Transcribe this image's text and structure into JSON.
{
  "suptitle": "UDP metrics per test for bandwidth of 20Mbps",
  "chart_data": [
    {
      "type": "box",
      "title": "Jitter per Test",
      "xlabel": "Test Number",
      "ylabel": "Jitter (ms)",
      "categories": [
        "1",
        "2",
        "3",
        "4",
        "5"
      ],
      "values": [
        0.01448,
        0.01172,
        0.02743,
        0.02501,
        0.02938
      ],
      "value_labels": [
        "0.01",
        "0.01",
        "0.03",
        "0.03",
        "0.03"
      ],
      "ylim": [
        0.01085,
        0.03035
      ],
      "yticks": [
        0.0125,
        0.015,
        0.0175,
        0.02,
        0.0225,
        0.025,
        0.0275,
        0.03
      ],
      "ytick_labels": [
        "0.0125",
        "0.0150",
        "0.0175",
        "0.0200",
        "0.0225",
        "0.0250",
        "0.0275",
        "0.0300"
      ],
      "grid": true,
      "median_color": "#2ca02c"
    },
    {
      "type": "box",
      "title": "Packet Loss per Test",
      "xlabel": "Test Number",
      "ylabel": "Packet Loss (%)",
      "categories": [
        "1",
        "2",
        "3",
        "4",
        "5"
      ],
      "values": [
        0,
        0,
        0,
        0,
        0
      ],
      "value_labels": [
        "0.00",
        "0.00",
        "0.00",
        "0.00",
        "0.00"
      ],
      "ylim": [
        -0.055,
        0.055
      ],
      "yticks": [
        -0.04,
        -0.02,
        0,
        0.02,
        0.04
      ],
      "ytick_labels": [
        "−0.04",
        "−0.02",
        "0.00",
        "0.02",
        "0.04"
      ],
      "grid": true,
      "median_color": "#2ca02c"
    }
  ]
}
━━━━━━
Report all lines of the data that include the word "Packet".

#### [RESPONSE BELOW]
      "title": "Packet Loss per Test",
      "ylabel": "Packet Loss (%)",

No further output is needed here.